▸ Direction
Transcribe the listing verbatim. Do not carry over any pictures.

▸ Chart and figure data
──────────────────────────────
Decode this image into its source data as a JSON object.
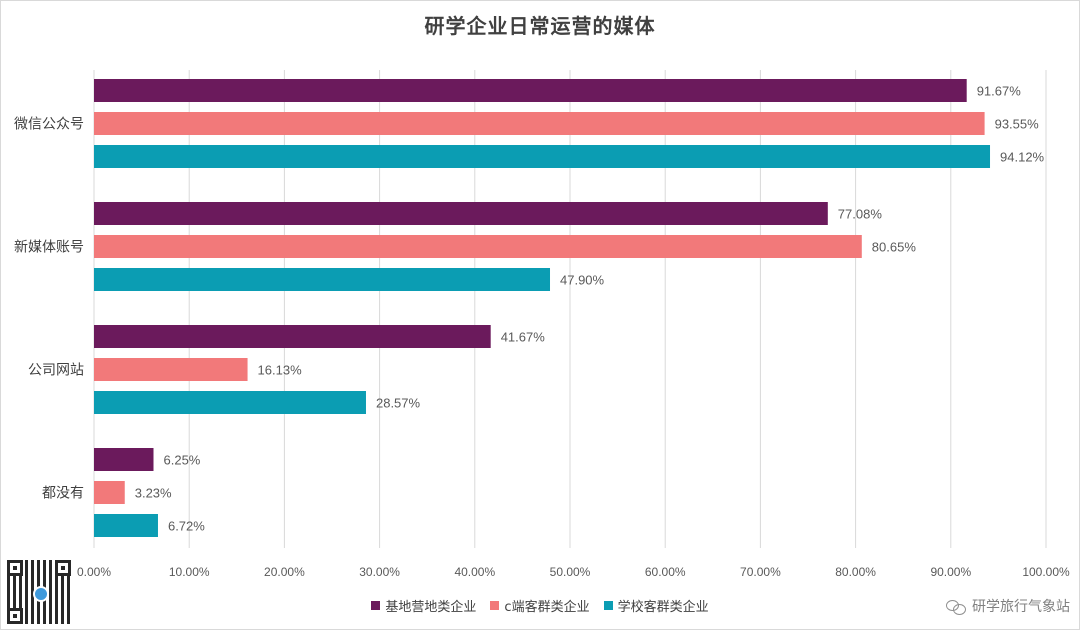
{
  "chart_data": {
    "type": "bar",
    "orientation": "horizontal",
    "title": "研学企业日常运营的媒体",
    "categories": [
      "微信公众号",
      "新媒体账号",
      "公司网站",
      "都没有"
    ],
    "series": [
      {
        "name": "基地营地类企业",
        "color": "#6b1a5c",
        "values": [
          91.67,
          77.08,
          41.67,
          6.25
        ],
        "labels": [
          "91.67%",
          "77.08%",
          "41.67%",
          "6.25%"
        ]
      },
      {
        "name": "c端客群类企业",
        "color": "#f2797a",
        "values": [
          93.55,
          80.65,
          16.13,
          3.23
        ],
        "labels": [
          "93.55%",
          "80.65%",
          "16.13%",
          "3.23%"
        ]
      },
      {
        "name": "学校客群类企业",
        "color": "#0b9db3",
        "values": [
          94.12,
          47.9,
          28.57,
          6.72
        ],
        "labels": [
          "94.12%",
          "47.90%",
          "28.57%",
          "6.72%"
        ]
      }
    ],
    "xlim": [
      0,
      100
    ],
    "xticks": [
      0,
      10,
      20,
      30,
      40,
      50,
      60,
      70,
      80,
      90,
      100
    ],
    "xtick_labels": [
      "0.00%",
      "10.00%",
      "20.00%",
      "30.00%",
      "40.00%",
      "50.00%",
      "60.00%",
      "70.00%",
      "80.00%",
      "90.00%",
      "100.00%"
    ],
    "grid": true,
    "legend_position": "bottom"
  },
  "watermark": {
    "text": "研学旅行气象站",
    "icon": "wechat-icon"
  },
  "qr_code": {
    "icon": "qr-code-icon"
  }
}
──────────────────────────────
▸ Final result
Decode this image into its source data as a JSON object.
{
  "chart_data": {
    "type": "bar",
    "orientation": "horizontal",
    "title": "研学企业日常运营的媒体",
    "categories": [
      "微信公众号",
      "新媒体账号",
      "公司网站",
      "都没有"
    ],
    "series": [
      {
        "name": "基地营地类企业",
        "color": "#6b1a5c",
        "values": [
          91.67,
          77.08,
          41.67,
          6.25
        ],
        "labels": [
          "91.67%",
          "77.08%",
          "41.67%",
          "6.25%"
        ]
      },
      {
        "name": "c端客群类企业",
        "color": "#f2797a",
        "values": [
          93.55,
          80.65,
          16.13,
          3.23
        ],
        "labels": [
          "93.55%",
          "80.65%",
          "16.13%",
          "3.23%"
        ]
      },
      {
        "name": "学校客群类企业",
        "color": "#0b9db3",
        "values": [
          94.12,
          47.9,
          28.57,
          6.72
        ],
        "labels": [
          "94.12%",
          "47.90%",
          "28.57%",
          "6.72%"
        ]
      }
    ],
    "xlim": [
      0,
      100
    ],
    "xticks": [
      0,
      10,
      20,
      30,
      40,
      50,
      60,
      70,
      80,
      90,
      100
    ],
    "xtick_labels": [
      "0.00%",
      "10.00%",
      "20.00%",
      "30.00%",
      "40.00%",
      "50.00%",
      "60.00%",
      "70.00%",
      "80.00%",
      "90.00%",
      "100.00%"
    ],
    "grid": true,
    "legend_position": "bottom"
  },
  "watermark": {
    "text": "研学旅行气象站",
    "icon": "wechat-icon"
  },
  "qr_code": {
    "icon": "qr-code-icon"
  }
}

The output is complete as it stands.